**Directions for this task:**
In the data, extract each line that holds the string "label".

[START OF Records for the exercise]

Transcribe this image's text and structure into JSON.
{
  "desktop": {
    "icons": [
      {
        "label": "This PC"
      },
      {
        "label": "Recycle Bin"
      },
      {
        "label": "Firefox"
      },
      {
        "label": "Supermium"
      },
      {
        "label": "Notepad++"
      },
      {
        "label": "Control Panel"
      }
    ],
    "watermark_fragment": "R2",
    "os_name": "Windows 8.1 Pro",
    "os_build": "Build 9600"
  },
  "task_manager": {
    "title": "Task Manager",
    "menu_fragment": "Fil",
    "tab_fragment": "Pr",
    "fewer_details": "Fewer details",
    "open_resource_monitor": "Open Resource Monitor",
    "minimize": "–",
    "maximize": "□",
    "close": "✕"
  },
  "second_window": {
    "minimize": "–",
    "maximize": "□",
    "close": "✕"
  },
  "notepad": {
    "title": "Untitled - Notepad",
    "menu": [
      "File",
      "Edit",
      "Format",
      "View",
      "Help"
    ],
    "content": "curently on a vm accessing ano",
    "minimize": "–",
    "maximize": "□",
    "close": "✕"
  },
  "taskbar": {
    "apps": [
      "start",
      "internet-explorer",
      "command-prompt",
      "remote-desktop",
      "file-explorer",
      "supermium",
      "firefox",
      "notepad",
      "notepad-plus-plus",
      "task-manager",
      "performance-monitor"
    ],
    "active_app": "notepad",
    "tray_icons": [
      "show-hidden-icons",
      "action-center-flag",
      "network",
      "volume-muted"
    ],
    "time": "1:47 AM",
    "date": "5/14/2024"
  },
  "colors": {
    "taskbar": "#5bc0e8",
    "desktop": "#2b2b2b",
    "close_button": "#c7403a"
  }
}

[END OF Records for the exercise]

**Output of the exercise:**
        "label": "This PC"
        "label": "Recycle Bin"
        "label": "Firefox"
        "label": "Supermium"
        "label": "Notepad++"
        "label": "Control Panel"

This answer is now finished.